=== INFORMATION PROVIDED ===
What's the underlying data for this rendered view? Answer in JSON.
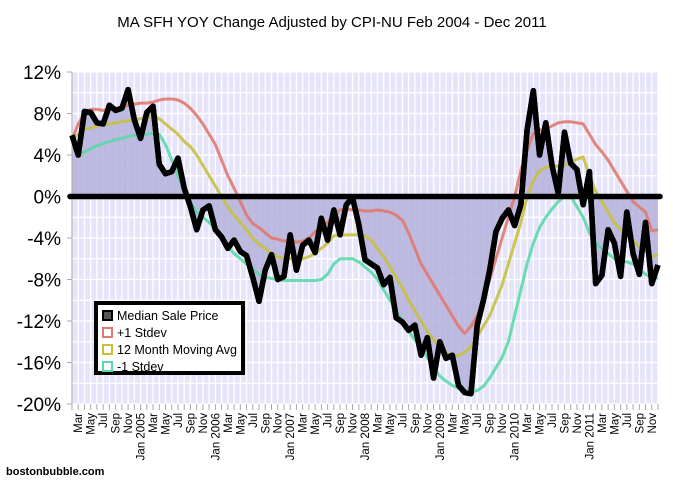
{
  "chart_data": {
    "type": "line",
    "title": "MA SFH YOY Change Adjusted by CPI-NU Feb 2004 - Dec 2011",
    "xlabel": "",
    "ylabel": "",
    "ylim": [
      -20,
      12
    ],
    "y_ticks": [
      12,
      8,
      4,
      0,
      -4,
      -8,
      -12,
      -16,
      -20
    ],
    "y_tick_labels": [
      "12%",
      "8%",
      "4%",
      "0%",
      "-4%",
      "-8%",
      "-12%",
      "-16%",
      "-20%"
    ],
    "x_start": "Feb 2004",
    "x_end": "Dec 2011",
    "x_tick_labels": [
      "Mar",
      "May",
      "Jul",
      "Sep",
      "Nov",
      "Jan 2005",
      "Mar",
      "May",
      "Jul",
      "Sep",
      "Nov",
      "Jan 2006",
      "Mar",
      "May",
      "Jul",
      "Sep",
      "Nov",
      "Jan 2007",
      "Mar",
      "May",
      "Jul",
      "Sep",
      "Nov",
      "Jan 2008",
      "Mar",
      "May",
      "Jul",
      "Sep",
      "Nov",
      "Jan 2009",
      "Mar",
      "May",
      "Jul",
      "Sep",
      "Nov",
      "Jan 2010",
      "Mar",
      "May",
      "Jul",
      "Sep",
      "Nov",
      "Jan 2011",
      "Mar",
      "May",
      "Jul",
      "Sep",
      "Nov"
    ],
    "grid": true,
    "legend_position": "bottom-left",
    "series": [
      {
        "name": "Median Sale Price",
        "color": "#000000",
        "values": [
          5.9,
          4.0,
          8.2,
          8.1,
          7.1,
          7.0,
          8.8,
          8.3,
          8.5,
          10.3,
          7.4,
          5.6,
          8.1,
          8.7,
          3.1,
          2.2,
          2.4,
          3.7,
          0.8,
          -1.0,
          -3.2,
          -1.3,
          -0.9,
          -3.2,
          -3.9,
          -5.0,
          -4.2,
          -5.3,
          -5.7,
          -7.8,
          -10.1,
          -7.1,
          -5.6,
          -8.0,
          -7.7,
          -3.7,
          -7.1,
          -4.7,
          -4.2,
          -5.4,
          -2.1,
          -4.2,
          -1.3,
          -3.7,
          -0.8,
          -0.1,
          -2.7,
          -6.1,
          -6.5,
          -6.9,
          -8.5,
          -7.8,
          -11.7,
          -12.1,
          -12.9,
          -12.4,
          -15.3,
          -13.6,
          -17.5,
          -14.0,
          -15.6,
          -15.3,
          -18.2,
          -18.9,
          -19.0,
          -12.4,
          -10.0,
          -7.1,
          -3.4,
          -2.1,
          -1.3,
          -2.8,
          -0.8,
          6.4,
          10.2,
          4.0,
          7.1,
          3.0,
          0.3,
          6.2,
          3.2,
          2.6,
          -0.8,
          2.4,
          -8.4,
          -7.6,
          -3.2,
          -4.5,
          -7.7,
          -1.5,
          -5.5,
          -7.5,
          -2.5,
          -8.4,
          -6.6
        ]
      },
      {
        "name": "+1 Stdev",
        "color": "#e07a6e",
        "values": [
          5.5,
          7.0,
          8.0,
          8.4,
          8.4,
          8.3,
          8.4,
          8.5,
          8.6,
          8.8,
          8.9,
          9.0,
          9.0,
          9.1,
          9.3,
          9.4,
          9.4,
          9.3,
          9.0,
          8.5,
          7.8,
          7.0,
          6.0,
          5.0,
          3.5,
          2.0,
          0.8,
          -0.5,
          -1.8,
          -2.6,
          -3.0,
          -3.5,
          -4.0,
          -4.1,
          -4.3,
          -4.2,
          -4.4,
          -4.3,
          -4.0,
          -3.4,
          -3.0,
          -2.5,
          -1.8,
          -1.3,
          -1.2,
          -1.3,
          -1.3,
          -1.4,
          -1.4,
          -1.3,
          -1.4,
          -1.5,
          -1.8,
          -2.3,
          -3.5,
          -5.0,
          -6.5,
          -7.5,
          -8.5,
          -9.5,
          -10.5,
          -11.5,
          -12.5,
          -13.2,
          -12.5,
          -11.5,
          -10.0,
          -8.0,
          -6.0,
          -4.0,
          -2.0,
          0.0,
          2.5,
          4.5,
          6.0,
          6.4,
          6.5,
          6.8,
          7.1,
          7.2,
          7.2,
          7.1,
          7.0,
          6.0,
          5.0,
          4.3,
          3.5,
          2.5,
          1.5,
          0.5,
          -0.5,
          -1.0,
          -1.5,
          -3.3,
          -3.2
        ]
      },
      {
        "name": "12 Month Moving Avg",
        "color": "#c8c040",
        "values": [
          5.5,
          6.0,
          6.5,
          6.6,
          6.8,
          6.9,
          7.0,
          7.1,
          7.2,
          7.3,
          7.4,
          7.5,
          7.6,
          7.8,
          7.5,
          7.0,
          6.5,
          6.0,
          5.3,
          4.8,
          4.0,
          3.0,
          2.0,
          1.0,
          0.0,
          -1.0,
          -1.8,
          -2.5,
          -3.2,
          -4.0,
          -4.6,
          -5.0,
          -5.5,
          -5.8,
          -6.0,
          -6.0,
          -5.9,
          -6.0,
          -5.8,
          -5.5,
          -5.0,
          -4.5,
          -3.8,
          -3.7,
          -3.7,
          -3.7,
          -3.7,
          -3.8,
          -4.2,
          -5.0,
          -5.8,
          -6.8,
          -7.8,
          -8.8,
          -10.0,
          -11.0,
          -12.0,
          -13.0,
          -13.8,
          -14.5,
          -15.0,
          -15.4,
          -15.3,
          -15.0,
          -14.5,
          -13.5,
          -12.5,
          -11.5,
          -10.0,
          -8.5,
          -6.5,
          -4.5,
          -2.5,
          0.0,
          1.5,
          2.5,
          2.8,
          3.0,
          2.9,
          3.0,
          3.3,
          3.6,
          3.8,
          2.0,
          0.5,
          -0.5,
          -1.5,
          -2.5,
          -3.2,
          -3.8,
          -4.3,
          -4.8,
          -5.2,
          -5.8,
          -5.6
        ]
      },
      {
        "name": "-1 Stdev",
        "color": "#5cd8a8",
        "values": [
          5.5,
          4.0,
          4.3,
          4.6,
          4.9,
          5.1,
          5.3,
          5.5,
          5.6,
          5.8,
          5.9,
          6.0,
          6.0,
          6.1,
          6.0,
          5.0,
          3.5,
          2.0,
          0.5,
          -0.5,
          -1.5,
          -2.0,
          -2.5,
          -3.2,
          -4.0,
          -4.8,
          -5.5,
          -6.0,
          -6.5,
          -7.0,
          -7.5,
          -7.8,
          -7.9,
          -8.0,
          -8.1,
          -8.1,
          -8.1,
          -8.1,
          -8.1,
          -8.1,
          -8.0,
          -7.5,
          -6.5,
          -6.0,
          -6.0,
          -6.0,
          -6.3,
          -6.8,
          -7.3,
          -8.0,
          -9.0,
          -10.0,
          -11.0,
          -12.0,
          -13.0,
          -13.8,
          -14.5,
          -15.5,
          -16.5,
          -17.3,
          -17.8,
          -18.2,
          -18.5,
          -18.7,
          -18.8,
          -18.7,
          -18.3,
          -17.5,
          -16.5,
          -15.5,
          -14.0,
          -11.5,
          -9.0,
          -6.5,
          -4.5,
          -3.0,
          -2.0,
          -1.2,
          -0.5,
          0.0,
          0.0,
          -1.0,
          -2.0,
          -3.5,
          -4.5,
          -5.0,
          -5.5,
          -6.0,
          -6.2,
          -6.3,
          -6.5,
          -7.0,
          -7.5,
          -7.8,
          -7.9
        ]
      }
    ],
    "credit": "bostonbubble.com"
  },
  "colors": {
    "plot_bg": "#e6e4fb",
    "fill": "#b4b2dc"
  }
}
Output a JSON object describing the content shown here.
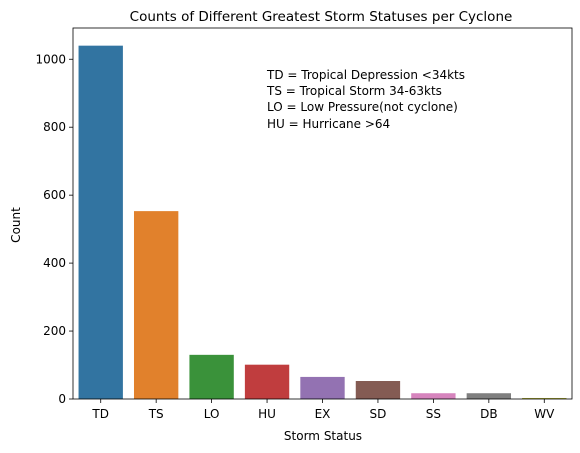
{
  "chart_data": {
    "type": "bar",
    "title": "Counts of Different Greatest Storm Statuses per Cyclone",
    "xlabel": "Storm Status",
    "ylabel": "Count",
    "categories": [
      "TD",
      "TS",
      "LO",
      "HU",
      "EX",
      "SD",
      "SS",
      "DB",
      "WV"
    ],
    "values": [
      1040,
      553,
      130,
      101,
      65,
      53,
      17,
      17,
      3
    ],
    "colors": [
      "#3274a1",
      "#e1812c",
      "#3a923a",
      "#c03d3e",
      "#9372b2",
      "#845b53",
      "#d684bd",
      "#7f7f7f",
      "#a9aa35"
    ],
    "ylim": [
      0,
      1092
    ],
    "yticks": [
      0,
      200,
      400,
      600,
      800,
      1000
    ],
    "grid": false,
    "annotation": [
      "TD = Tropical Depression <34kts",
      "TS = Tropical Storm 34-63kts",
      "LO = Low Pressure(not cyclone)",
      "HU = Hurricane >64"
    ]
  }
}
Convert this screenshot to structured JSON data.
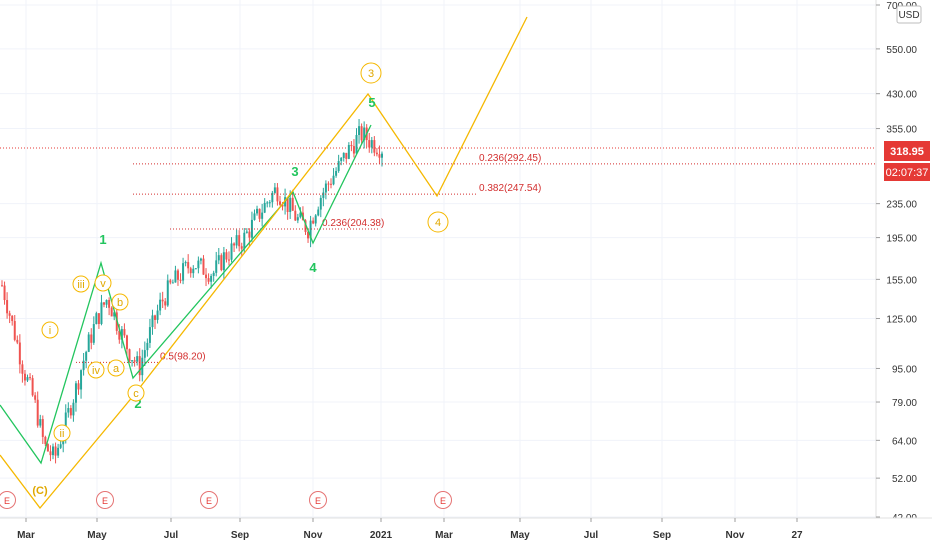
{
  "price_axis": {
    "currency": "USD",
    "labels": [
      "700.00",
      "550.00",
      "430.00",
      "355.00",
      "235.00",
      "195.00",
      "155.00",
      "125.00",
      "95.00",
      "79.00",
      "64.00",
      "52.00",
      "42.00"
    ],
    "current_price": "318.95",
    "countdown": "02:07:37",
    "current_price_color": "#e53935"
  },
  "time_axis": {
    "labels": [
      "Mar",
      "May",
      "Jul",
      "Sep",
      "Nov",
      "2021",
      "Mar",
      "May",
      "Jul",
      "Sep",
      "Nov",
      "27"
    ]
  },
  "fib_levels": [
    {
      "label": "0.236(292.45)"
    },
    {
      "label": "0.382(247.54)"
    },
    {
      "label": "0.236(204.38)"
    },
    {
      "label": "0.5(98.20)"
    }
  ],
  "wave_labels_green": [
    "1",
    "2",
    "3",
    "4",
    "5"
  ],
  "wave_labels_orange": [
    "(C)",
    "i",
    "ii",
    "iii",
    "iv",
    "v",
    "a",
    "b",
    "c",
    "3",
    "4"
  ],
  "earnings_marker": "E",
  "colors": {
    "up_candle": "#26a69a",
    "down_candle": "#ef5350",
    "green_wave": "#22c55e",
    "orange_wave": "#f5b800",
    "fib": "#d32f2f",
    "wave_c_teal": "#26a69a"
  },
  "chart_data": {
    "type": "line",
    "title": "",
    "xlabel": "",
    "ylabel": "",
    "y_scale": "log",
    "ylim": [
      42,
      700
    ],
    "x_ticks": [
      "Mar",
      "May",
      "Jul",
      "Sep",
      "Nov",
      "2021",
      "Mar",
      "May",
      "Jul",
      "Sep",
      "Nov",
      "27"
    ],
    "grid": true,
    "series": [
      {
        "values": [
          150,
          120,
          95,
          80,
          62,
          58,
          70,
          85,
          105,
          125,
          140,
          120,
          105,
          95,
          115,
          135,
          150,
          160,
          170,
          165,
          160,
          175,
          185,
          195,
          215,
          235,
          255,
          235,
          215,
          205,
          240,
          265,
          290,
          320,
          345,
          330,
          318.95
        ]
      }
    ],
    "annotations": {
      "fib_levels": [
        292.45,
        247.54,
        204.38,
        98.2
      ],
      "current_price": 318.95
    }
  }
}
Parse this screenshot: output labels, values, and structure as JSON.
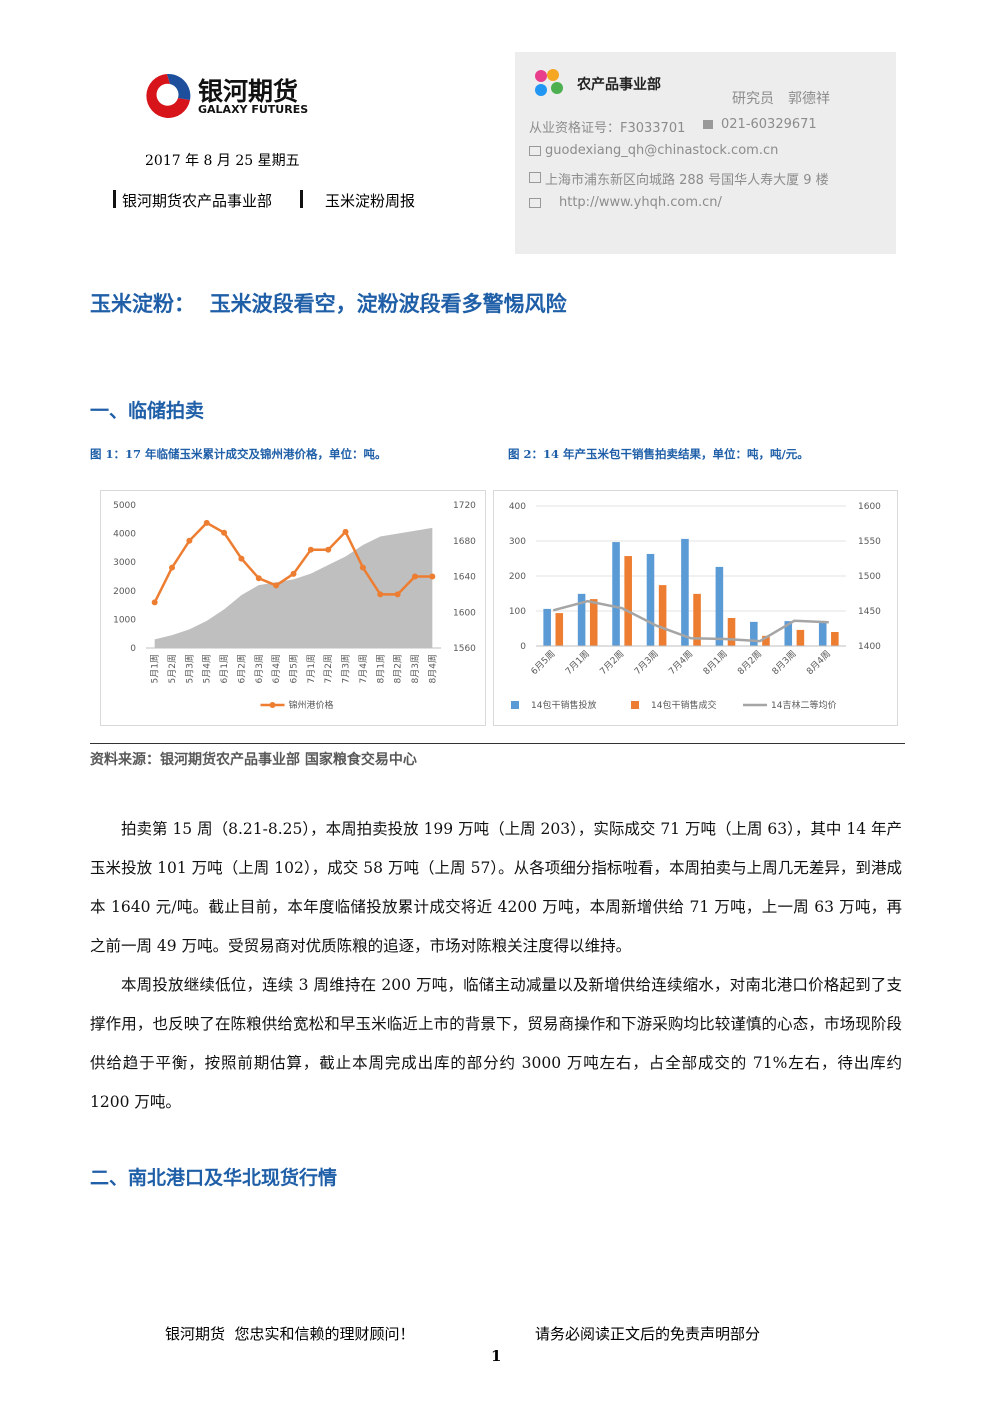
{
  "header": {
    "logo_cn": "银河期货",
    "logo_en": "GALAXY FUTURES",
    "date": "2017 年 8 月 25 星期五",
    "dept": "银河期货农产品事业部",
    "report": "玉米淀粉周报"
  },
  "contact": {
    "unit": "农产品事业部",
    "analyst": "研究员　郭德祥",
    "license": "从业资格证号：F3033701",
    "phone": "021-60329671",
    "email": "guodexiang_qh@chinastock.com.cn",
    "address": "上海市浦东新区向城路 288 号国华人寿大厦 9 楼",
    "web": "http://www.yhqh.com.cn/"
  },
  "title": "玉米淀粉：  玉米波段看空，淀粉波段看多警惕风险",
  "section1": "一、临储拍卖",
  "source": "资料来源：银河期货农产品事业部 国家粮食交易中心",
  "paragraphs": [
    "拍卖第 15 周（8.21-8.25），本周拍卖投放 199 万吨（上周 203），实际成交 71 万吨（上周 63），其中 14 年产玉米投放 101 万吨（上周 102），成交 58 万吨（上周 57）。从各项细分指标啦看，本周拍卖与上周几无差异，到港成本 1640 元/吨。截止目前，本年度临储投放累计成交将近 4200 万吨，本周新增供给 71 万吨，上一周 63 万吨，再之前一周 49 万吨。受贸易商对优质陈粮的追逐，市场对陈粮关注度得以维持。",
    "本周投放继续低位，连续 3 周维持在 200 万吨，临储主动减量以及新增供给连续缩水，对南北港口价格起到了支撑作用，也反映了在陈粮供给宽松和早玉米临近上市的背景下，贸易商操作和下游采购均比较谨慎的心态，市场现阶段供给趋于平衡，按照前期估算，截止本周完成出库的部分约 3000 万吨左右，占全部成交的 71%左右，待出库约 1200 万吨。"
  ],
  "section2": "二、南北港口及华北现货行情",
  "footer": {
    "left": "银河期货  您忠实和信赖的理财顾问！",
    "right": "请务必阅读正文后的免责声明部分",
    "page": "1"
  },
  "chart_data": [
    {
      "type": "combo",
      "title": "图 1：17 年临储玉米累计成交及锦州港价格，单位：吨。",
      "categories": [
        "5月1周",
        "5月2周",
        "5月3周",
        "5月4周",
        "6月1周",
        "6月2周",
        "6月3周",
        "6月4周",
        "6月5周",
        "7月1周",
        "7月2周",
        "7月3周",
        "7月4周",
        "8月1周",
        "8月2周",
        "8月3周",
        "8月4周"
      ],
      "ylim": [
        0,
        5000
      ],
      "yticks": [
        0,
        1000,
        2000,
        3000,
        4000,
        5000
      ],
      "y2lim": [
        1560,
        1720
      ],
      "y2ticks": [
        1560,
        1600,
        1640,
        1680,
        1720
      ],
      "grid": false,
      "series": [
        {
          "type": "area",
          "color": "#bfbfbf",
          "values": [
            300,
            450,
            650,
            950,
            1350,
            1850,
            2200,
            2300,
            2400,
            2600,
            2900,
            3200,
            3600,
            3900,
            4000,
            4100,
            4200
          ]
        },
        {
          "type": "line",
          "name": "锦州港价格",
          "color": "#ed7d31",
          "axis": "y2",
          "markers": true,
          "values": [
            1611,
            1650,
            1680,
            1700,
            1689,
            1660,
            1638,
            1630,
            1643,
            1670,
            1670,
            1690,
            1650,
            1620,
            1620,
            1640,
            1640
          ]
        }
      ]
    },
    {
      "type": "combo",
      "title": "图 2：14 年产玉米包干销售拍卖结果，单位：吨，吨/元。",
      "categories": [
        "6月5周",
        "7月1周",
        "7月2周",
        "7月3周",
        "7月4周",
        "8月1周",
        "8月2周",
        "8月3周",
        "8月4周"
      ],
      "ylim": [
        0,
        400
      ],
      "yticks": [
        0,
        100,
        200,
        300,
        400
      ],
      "y2lim": [
        1400,
        1600
      ],
      "y2ticks": [
        1400,
        1450,
        1500,
        1550,
        1600
      ],
      "grid": true,
      "series": [
        {
          "type": "bar",
          "name": "14包干销售投放",
          "color": "#5b9bd5",
          "values": [
            106,
            149,
            297,
            263,
            306,
            226,
            69,
            71,
            71
          ]
        },
        {
          "type": "bar",
          "name": "14包干销售成交",
          "color": "#ed7d31",
          "values": [
            94,
            134,
            257,
            174,
            149,
            80,
            29,
            46,
            40
          ]
        },
        {
          "type": "line",
          "name": "14吉林二等均价",
          "color": "#a5a5a5",
          "axis": "y2",
          "markers": false,
          "values": [
            1451,
            1464,
            1454,
            1429,
            1411,
            1410,
            1407,
            1436,
            1434
          ]
        }
      ]
    }
  ]
}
===
WRITTEN PROBLEM: Gather all lines from the records above in which "this" appears.

TASK RESULT:
What's the underlying data for this rendered view? Answer in JSON.
Convert this screenshot to structured JSON data.
Parse this screenshot: output labels, values, and structure as JSON.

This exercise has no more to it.